• **ENTRIES SHOWN**:
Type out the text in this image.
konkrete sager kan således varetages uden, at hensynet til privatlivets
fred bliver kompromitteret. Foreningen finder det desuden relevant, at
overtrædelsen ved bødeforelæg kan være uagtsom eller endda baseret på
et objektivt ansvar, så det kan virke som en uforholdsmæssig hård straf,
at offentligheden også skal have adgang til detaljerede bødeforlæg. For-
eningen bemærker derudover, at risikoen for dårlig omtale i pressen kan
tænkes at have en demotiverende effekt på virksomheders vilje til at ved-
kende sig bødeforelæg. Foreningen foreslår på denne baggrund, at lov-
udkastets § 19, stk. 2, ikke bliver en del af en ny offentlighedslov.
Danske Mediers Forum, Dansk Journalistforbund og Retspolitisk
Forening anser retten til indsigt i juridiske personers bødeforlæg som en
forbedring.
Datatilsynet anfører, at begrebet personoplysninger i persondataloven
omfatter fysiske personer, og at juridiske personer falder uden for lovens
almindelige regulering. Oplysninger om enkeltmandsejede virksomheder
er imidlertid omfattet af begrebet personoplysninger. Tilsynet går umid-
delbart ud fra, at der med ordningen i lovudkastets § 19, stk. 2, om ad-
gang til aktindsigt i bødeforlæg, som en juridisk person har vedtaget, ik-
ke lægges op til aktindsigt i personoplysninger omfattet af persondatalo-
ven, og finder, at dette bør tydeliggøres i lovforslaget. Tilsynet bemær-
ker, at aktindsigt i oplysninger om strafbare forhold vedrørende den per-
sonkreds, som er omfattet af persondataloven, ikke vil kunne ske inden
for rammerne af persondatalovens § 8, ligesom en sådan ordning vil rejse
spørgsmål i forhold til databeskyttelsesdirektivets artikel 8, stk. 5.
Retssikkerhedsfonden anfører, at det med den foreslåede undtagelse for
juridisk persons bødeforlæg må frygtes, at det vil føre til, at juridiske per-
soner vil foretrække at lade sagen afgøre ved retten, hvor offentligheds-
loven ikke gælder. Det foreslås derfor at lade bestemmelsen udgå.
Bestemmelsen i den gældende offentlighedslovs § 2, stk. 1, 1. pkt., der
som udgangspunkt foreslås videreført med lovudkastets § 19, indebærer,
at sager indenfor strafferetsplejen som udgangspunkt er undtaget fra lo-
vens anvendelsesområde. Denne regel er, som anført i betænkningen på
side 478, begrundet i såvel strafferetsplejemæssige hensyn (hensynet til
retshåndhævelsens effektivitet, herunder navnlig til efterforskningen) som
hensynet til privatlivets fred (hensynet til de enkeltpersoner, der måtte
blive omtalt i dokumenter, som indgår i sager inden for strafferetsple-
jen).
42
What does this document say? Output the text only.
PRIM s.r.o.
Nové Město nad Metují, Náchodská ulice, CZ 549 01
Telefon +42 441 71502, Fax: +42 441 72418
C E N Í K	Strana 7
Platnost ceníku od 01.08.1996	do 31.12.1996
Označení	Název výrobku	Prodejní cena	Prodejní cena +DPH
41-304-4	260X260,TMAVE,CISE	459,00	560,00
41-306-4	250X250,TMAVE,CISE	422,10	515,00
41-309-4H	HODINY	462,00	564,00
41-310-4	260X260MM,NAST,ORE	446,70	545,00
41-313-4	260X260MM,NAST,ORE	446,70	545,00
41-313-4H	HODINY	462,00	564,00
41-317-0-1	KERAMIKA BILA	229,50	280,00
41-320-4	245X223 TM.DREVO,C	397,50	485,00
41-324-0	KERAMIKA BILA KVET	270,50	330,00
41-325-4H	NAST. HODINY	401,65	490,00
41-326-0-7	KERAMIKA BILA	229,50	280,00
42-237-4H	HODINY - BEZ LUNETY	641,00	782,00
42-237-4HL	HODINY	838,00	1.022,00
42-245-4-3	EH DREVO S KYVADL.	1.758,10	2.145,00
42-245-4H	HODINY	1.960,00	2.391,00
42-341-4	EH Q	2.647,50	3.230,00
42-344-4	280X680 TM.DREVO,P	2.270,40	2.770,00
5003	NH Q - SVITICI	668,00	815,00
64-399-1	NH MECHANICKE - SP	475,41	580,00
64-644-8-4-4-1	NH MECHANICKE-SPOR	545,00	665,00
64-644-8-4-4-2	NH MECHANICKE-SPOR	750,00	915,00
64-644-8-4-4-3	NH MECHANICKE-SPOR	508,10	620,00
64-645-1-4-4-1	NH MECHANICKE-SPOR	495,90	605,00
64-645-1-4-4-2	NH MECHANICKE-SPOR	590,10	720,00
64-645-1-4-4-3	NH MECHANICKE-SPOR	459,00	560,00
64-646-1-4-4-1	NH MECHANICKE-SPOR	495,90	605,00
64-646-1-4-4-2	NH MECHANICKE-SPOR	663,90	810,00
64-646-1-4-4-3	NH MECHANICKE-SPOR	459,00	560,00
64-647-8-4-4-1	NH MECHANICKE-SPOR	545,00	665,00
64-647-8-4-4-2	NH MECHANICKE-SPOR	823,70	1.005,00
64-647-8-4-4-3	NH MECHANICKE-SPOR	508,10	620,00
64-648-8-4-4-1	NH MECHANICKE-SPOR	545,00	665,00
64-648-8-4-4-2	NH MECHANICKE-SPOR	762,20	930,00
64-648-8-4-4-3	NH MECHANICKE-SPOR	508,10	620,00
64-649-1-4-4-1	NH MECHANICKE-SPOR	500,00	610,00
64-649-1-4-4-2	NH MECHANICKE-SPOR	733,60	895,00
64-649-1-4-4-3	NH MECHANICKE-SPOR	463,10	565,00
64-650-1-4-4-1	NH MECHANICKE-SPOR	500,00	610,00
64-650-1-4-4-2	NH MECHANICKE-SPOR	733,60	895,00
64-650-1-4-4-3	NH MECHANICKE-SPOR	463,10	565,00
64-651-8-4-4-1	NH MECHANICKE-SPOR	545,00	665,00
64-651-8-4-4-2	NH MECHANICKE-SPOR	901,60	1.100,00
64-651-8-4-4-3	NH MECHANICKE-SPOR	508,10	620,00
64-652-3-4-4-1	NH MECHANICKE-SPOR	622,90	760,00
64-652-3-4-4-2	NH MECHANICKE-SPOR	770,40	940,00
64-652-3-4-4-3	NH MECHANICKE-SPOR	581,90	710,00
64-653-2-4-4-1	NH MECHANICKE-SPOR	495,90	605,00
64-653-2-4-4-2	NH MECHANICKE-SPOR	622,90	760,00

• **WHAT IS NEEDED**:
Type out the full listing again, exactly as given.

• **EXERCISE SOLUTION**:
Type out the text in this image.
konkrete sager kan således varetages uden, at hensynet til privatlivets
fred bliver kompromitteret. Foreningen finder det desuden relevant, at
overtrædelsen ved bødeforelæg kan være uagtsom eller endda baseret på
et objektivt ansvar, så det kan virke som en uforholdsmæssig hård straf,
at offentligheden også skal have adgang til detaljerede bødeforlæg. For-
eningen bemærker derudover, at risikoen for dårlig omtale i pressen kan
tænkes at have en demotiverende effekt på virksomheders vilje til at ved-
kende sig bødeforelæg. Foreningen foreslår på denne baggrund, at lov-
udkastets § 19, stk. 2, ikke bliver en del af en ny offentlighedslov.
Danske Mediers Forum, Dansk Journalistforbund og Retspolitisk
Forening anser retten til indsigt i juridiske personers bødeforlæg som en
forbedring.
Datatilsynet anfører, at begrebet personoplysninger i persondataloven
omfatter fysiske personer, og at juridiske personer falder uden for lovens
almindelige regulering. Oplysninger om enkeltmandsejede virksomheder
er imidlertid omfattet af begrebet personoplysninger. Tilsynet går umid-
delbart ud fra, at der med ordningen i lovudkastets § 19, stk. 2, om ad-
gang til aktindsigt i bødeforlæg, som en juridisk person har vedtaget, ik-
ke lægges op til aktindsigt i personoplysninger omfattet af persondatalo-
ven, og finder, at dette bør tydeliggøres i lovforslaget. Tilsynet bemær-
ker, at aktindsigt i oplysninger om strafbare forhold vedrørende den per-
sonkreds, som er omfattet af persondataloven, ikke vil kunne ske inden
for rammerne af persondatalovens § 8, ligesom en sådan ordning vil rejse
spørgsmål i forhold til databeskyttelsesdirektivets artikel 8, stk. 5.
Retssikkerhedsfonden anfører, at det med den foreslåede undtagelse for
juridisk persons bødeforlæg må frygtes, at det vil føre til, at juridiske per-
soner vil foretrække at lade sagen afgøre ved retten, hvor offentligheds-
loven ikke gælder. Det foreslås derfor at lade bestemmelsen udgå.
Bestemmelsen i den gældende offentlighedslovs § 2, stk. 1, 1. pkt., der
som udgangspunkt foreslås videreført med lovudkastets § 19, indebærer,
at sager indenfor strafferetsplejen som udgangspunkt er undtaget fra lo-
vens anvendelsesområde. Denne regel er, som anført i betænkningen på
side 478, begrundet i såvel strafferetsplejemæssige hensyn (hensynet til
retshåndhævelsens effektivitet, herunder navnlig til efterforskningen) som
hensynet til privatlivets fred (hensynet til de enkeltpersoner, der måtte
blive omtalt i dokumenter, som indgår i sager inden for strafferetsple-
jen).
42
What does this document say? Output the text only.
PRIM s.r.o.
Nové Město nad Metují, Náchodská ulice, CZ 549 01
Telefon +42 441 71502, Fax: +42 441 72418
C E N Í K	Strana 7
Platnost ceníku od 01.08.1996	do 31.12.1996
Označení	Název výrobku	Prodejní cena	Prodejní cena +DPH
41-304-4	260X260,TMAVE,CISE	459,00	560,00
41-306-4	250X250,TMAVE,CISE	422,10	515,00
41-309-4H	HODINY	462,00	564,00
41-310-4	260X260MM,NAST,ORE	446,70	545,00
41-313-4	260X260MM,NAST,ORE	446,70	545,00
41-313-4H	HODINY	462,00	564,00
41-317-0-1	KERAMIKA BILA	229,50	280,00
41-320-4	245X223 TM.DREVO,C	397,50	485,00
41-324-0	KERAMIKA BILA KVET	270,50	330,00
41-325-4H	NAST. HODINY	401,65	490,00
41-326-0-7	KERAMIKA BILA	229,50	280,00
42-237-4H	HODINY - BEZ LUNETY	641,00	782,00
42-237-4HL	HODINY	838,00	1.022,00
42-245-4-3	EH DREVO S KYVADL.	1.758,10	2.145,00
42-245-4H	HODINY	1.960,00	2.391,00
42-341-4	EH Q	2.647,50	3.230,00
42-344-4	280X680 TM.DREVO,P	2.270,40	2.770,00
5003	NH Q - SVITICI	668,00	815,00
64-399-1	NH MECHANICKE - SP	475,41	580,00
64-644-8-4-4-1	NH MECHANICKE-SPOR	545,00	665,00
64-644-8-4-4-2	NH MECHANICKE-SPOR	750,00	915,00
64-644-8-4-4-3	NH MECHANICKE-SPOR	508,10	620,00
64-645-1-4-4-1	NH MECHANICKE-SPOR	495,90	605,00
64-645-1-4-4-2	NH MECHANICKE-SPOR	590,10	720,00
64-645-1-4-4-3	NH MECHANICKE-SPOR	459,00	560,00
64-646-1-4-4-1	NH MECHANICKE-SPOR	495,90	605,00
64-646-1-4-4-2	NH MECHANICKE-SPOR	663,90	810,00
64-646-1-4-4-3	NH MECHANICKE-SPOR	459,00	560,00
64-647-8-4-4-1	NH MECHANICKE-SPOR	545,00	665,00
64-647-8-4-4-2	NH MECHANICKE-SPOR	823,70	1.005,00
64-647-8-4-4-3	NH MECHANICKE-SPOR	508,10	620,00
64-648-8-4-4-1	NH MECHANICKE-SPOR	545,00	665,00
64-648-8-4-4-2	NH MECHANICKE-SPOR	762,20	930,00
64-648-8-4-4-3	NH MECHANICKE-SPOR	508,10	620,00
64-649-1-4-4-1	NH MECHANICKE-SPOR	500,00	610,00
64-649-1-4-4-2	NH MECHANICKE-SPOR	733,60	895,00
64-649-1-4-4-3	NH MECHANICKE-SPOR	463,10	565,00
64-650-1-4-4-1	NH MECHANICKE-SPOR	500,00	610,00
64-650-1-4-4-2	NH MECHANICKE-SPOR	733,60	895,00
64-650-1-4-4-3	NH MECHANICKE-SPOR	463,10	565,00
64-651-8-4-4-1	NH MECHANICKE-SPOR	545,00	665,00
64-651-8-4-4-2	NH MECHANICKE-SPOR	901,60	1.100,00
64-651-8-4-4-3	NH MECHANICKE-SPOR	508,10	620,00
64-652-3-4-4-1	NH MECHANICKE-SPOR	622,90	760,00
64-652-3-4-4-2	NH MECHANICKE-SPOR	770,40	940,00
64-652-3-4-4-3	NH MECHANICKE-SPOR	581,90	710,00
64-653-2-4-4-1	NH MECHANICKE-SPOR	495,90	605,00
64-653-2-4-4-2	NH MECHANICKE-SPOR	622,90	760,00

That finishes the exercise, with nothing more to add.